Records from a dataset

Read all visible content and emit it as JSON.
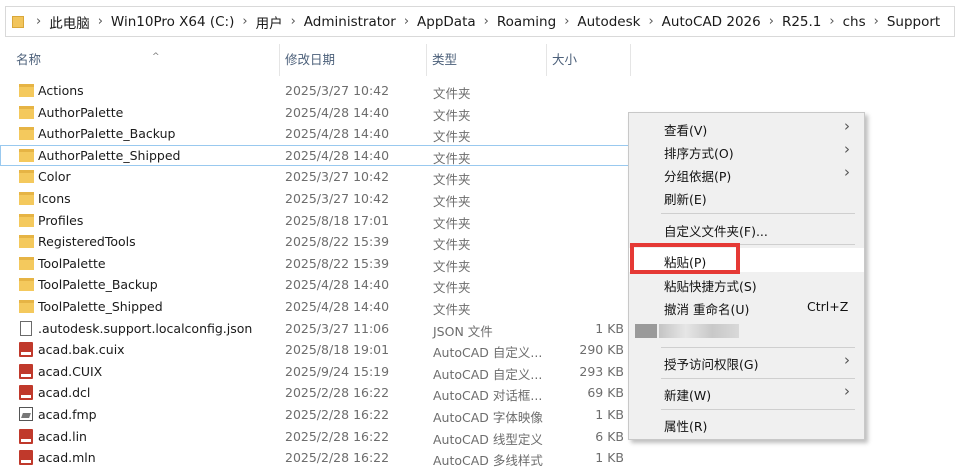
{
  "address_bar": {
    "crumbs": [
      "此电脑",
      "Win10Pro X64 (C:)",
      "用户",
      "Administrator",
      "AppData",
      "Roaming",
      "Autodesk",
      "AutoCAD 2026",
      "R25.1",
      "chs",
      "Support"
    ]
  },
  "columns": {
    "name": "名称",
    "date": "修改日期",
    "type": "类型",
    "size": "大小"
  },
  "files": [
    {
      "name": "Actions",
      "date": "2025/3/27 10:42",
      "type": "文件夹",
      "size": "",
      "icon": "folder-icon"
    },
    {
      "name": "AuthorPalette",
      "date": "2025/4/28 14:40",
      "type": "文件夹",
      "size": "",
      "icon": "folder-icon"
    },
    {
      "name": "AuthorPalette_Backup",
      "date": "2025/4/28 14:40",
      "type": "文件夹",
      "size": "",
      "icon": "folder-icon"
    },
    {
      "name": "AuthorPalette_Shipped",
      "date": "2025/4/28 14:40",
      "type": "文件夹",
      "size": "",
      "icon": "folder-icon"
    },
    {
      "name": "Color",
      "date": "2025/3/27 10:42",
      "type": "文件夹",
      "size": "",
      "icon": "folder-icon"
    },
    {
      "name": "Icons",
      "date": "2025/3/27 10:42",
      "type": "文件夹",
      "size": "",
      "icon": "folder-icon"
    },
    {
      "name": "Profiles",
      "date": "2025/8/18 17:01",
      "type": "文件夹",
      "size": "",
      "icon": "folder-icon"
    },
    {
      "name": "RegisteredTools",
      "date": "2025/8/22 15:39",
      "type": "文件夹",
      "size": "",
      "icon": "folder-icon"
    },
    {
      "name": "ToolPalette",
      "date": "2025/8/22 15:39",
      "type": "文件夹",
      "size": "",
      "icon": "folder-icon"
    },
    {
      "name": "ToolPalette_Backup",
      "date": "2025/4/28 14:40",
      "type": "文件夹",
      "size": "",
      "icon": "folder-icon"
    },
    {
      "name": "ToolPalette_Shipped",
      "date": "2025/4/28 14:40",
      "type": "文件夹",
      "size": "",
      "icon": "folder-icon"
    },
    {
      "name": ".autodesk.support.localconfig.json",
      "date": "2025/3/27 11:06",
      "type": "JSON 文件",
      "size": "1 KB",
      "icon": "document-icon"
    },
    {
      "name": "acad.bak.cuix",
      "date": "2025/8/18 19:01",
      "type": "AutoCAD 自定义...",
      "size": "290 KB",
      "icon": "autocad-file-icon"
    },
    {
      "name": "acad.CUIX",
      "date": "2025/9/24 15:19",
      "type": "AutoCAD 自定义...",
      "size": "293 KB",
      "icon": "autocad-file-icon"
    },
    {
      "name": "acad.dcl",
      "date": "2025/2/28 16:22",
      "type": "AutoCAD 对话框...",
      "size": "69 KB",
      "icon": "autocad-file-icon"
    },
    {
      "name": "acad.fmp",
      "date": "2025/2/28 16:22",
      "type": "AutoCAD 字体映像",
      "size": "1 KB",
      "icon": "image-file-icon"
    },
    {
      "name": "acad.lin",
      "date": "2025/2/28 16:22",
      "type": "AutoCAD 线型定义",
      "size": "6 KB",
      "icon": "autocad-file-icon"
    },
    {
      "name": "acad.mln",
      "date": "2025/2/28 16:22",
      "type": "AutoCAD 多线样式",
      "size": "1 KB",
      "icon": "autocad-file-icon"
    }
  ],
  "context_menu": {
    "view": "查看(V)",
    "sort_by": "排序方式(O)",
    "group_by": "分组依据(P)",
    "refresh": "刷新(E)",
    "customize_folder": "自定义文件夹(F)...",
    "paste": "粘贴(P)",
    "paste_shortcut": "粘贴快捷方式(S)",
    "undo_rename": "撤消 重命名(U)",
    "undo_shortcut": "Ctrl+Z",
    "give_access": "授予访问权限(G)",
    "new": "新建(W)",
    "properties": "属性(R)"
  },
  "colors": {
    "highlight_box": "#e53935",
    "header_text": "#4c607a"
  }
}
...
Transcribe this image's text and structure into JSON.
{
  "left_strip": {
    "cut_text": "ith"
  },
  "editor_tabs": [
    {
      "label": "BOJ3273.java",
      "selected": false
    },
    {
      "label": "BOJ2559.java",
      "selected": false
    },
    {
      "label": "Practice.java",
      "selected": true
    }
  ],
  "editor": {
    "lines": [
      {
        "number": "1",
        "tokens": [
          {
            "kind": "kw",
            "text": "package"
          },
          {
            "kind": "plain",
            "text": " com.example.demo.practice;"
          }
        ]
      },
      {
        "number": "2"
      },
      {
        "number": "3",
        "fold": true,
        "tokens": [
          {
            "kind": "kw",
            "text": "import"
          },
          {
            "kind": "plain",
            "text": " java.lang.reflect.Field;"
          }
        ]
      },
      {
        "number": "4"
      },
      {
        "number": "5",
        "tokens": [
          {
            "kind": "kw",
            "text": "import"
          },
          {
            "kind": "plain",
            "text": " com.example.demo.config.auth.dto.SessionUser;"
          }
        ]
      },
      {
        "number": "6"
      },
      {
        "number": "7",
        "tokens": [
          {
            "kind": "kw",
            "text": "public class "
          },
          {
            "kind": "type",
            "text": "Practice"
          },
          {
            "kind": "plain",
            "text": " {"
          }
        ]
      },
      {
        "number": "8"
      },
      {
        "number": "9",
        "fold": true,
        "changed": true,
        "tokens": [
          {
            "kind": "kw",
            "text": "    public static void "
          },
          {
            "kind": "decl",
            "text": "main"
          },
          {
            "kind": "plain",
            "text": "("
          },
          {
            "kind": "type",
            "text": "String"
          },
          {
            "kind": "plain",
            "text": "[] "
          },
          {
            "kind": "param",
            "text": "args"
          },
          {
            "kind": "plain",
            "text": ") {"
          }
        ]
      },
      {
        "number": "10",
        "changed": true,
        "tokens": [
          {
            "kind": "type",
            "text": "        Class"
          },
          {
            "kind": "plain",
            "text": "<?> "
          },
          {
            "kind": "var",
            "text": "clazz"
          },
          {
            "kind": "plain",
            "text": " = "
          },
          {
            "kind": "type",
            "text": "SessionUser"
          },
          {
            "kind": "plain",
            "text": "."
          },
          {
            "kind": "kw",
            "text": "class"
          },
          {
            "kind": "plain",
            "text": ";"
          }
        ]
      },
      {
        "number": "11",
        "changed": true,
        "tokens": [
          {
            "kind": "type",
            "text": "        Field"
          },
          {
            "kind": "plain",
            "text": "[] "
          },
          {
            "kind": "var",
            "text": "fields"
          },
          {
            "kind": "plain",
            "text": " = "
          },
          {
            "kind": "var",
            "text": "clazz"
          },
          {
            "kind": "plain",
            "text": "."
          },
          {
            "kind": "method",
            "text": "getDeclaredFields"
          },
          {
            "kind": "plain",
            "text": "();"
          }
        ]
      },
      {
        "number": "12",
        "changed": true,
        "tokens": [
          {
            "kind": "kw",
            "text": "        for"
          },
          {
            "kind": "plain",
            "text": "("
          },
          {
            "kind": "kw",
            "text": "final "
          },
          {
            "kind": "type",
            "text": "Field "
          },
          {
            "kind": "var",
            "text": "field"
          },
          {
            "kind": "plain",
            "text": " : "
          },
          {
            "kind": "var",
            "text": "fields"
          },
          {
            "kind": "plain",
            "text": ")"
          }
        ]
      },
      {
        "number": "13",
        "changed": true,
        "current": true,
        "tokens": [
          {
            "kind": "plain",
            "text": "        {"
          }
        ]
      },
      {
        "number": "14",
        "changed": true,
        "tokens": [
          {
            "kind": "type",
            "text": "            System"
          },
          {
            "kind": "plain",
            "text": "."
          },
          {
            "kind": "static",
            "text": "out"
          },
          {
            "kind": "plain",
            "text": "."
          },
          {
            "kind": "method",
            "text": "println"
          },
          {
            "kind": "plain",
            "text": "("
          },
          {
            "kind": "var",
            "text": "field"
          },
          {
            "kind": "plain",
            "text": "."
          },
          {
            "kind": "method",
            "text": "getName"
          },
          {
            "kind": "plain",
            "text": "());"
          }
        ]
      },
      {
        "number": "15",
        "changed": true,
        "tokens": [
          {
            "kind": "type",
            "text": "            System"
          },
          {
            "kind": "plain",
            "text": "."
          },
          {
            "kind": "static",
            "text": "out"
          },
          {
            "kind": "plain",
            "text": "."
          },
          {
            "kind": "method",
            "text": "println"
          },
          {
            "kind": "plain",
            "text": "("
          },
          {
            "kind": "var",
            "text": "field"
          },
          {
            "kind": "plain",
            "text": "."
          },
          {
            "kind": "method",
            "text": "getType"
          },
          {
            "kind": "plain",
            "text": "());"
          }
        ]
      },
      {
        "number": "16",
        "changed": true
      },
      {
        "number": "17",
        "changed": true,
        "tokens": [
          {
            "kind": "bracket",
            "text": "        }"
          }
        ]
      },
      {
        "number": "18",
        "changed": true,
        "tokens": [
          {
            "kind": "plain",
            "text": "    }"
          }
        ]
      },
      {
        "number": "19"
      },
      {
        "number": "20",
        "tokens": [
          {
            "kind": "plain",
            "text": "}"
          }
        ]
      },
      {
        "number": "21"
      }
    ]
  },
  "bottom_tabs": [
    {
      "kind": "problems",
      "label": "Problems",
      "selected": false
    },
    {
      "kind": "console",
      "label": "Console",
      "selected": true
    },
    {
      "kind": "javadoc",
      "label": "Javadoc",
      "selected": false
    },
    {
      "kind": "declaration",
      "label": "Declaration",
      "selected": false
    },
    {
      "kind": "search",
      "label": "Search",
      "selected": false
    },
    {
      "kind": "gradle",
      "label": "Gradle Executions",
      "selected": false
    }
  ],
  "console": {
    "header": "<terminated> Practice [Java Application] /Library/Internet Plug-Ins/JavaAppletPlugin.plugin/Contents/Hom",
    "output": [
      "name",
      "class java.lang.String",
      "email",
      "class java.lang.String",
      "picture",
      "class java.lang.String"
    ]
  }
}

YOUR GOAL:
Pull out and copy each line containing the string "SessionUser".

RESULT OF THE EXERCISE:
            "text": " com.example.demo.config.auth.dto.SessionUser;"
            "text": "SessionUser"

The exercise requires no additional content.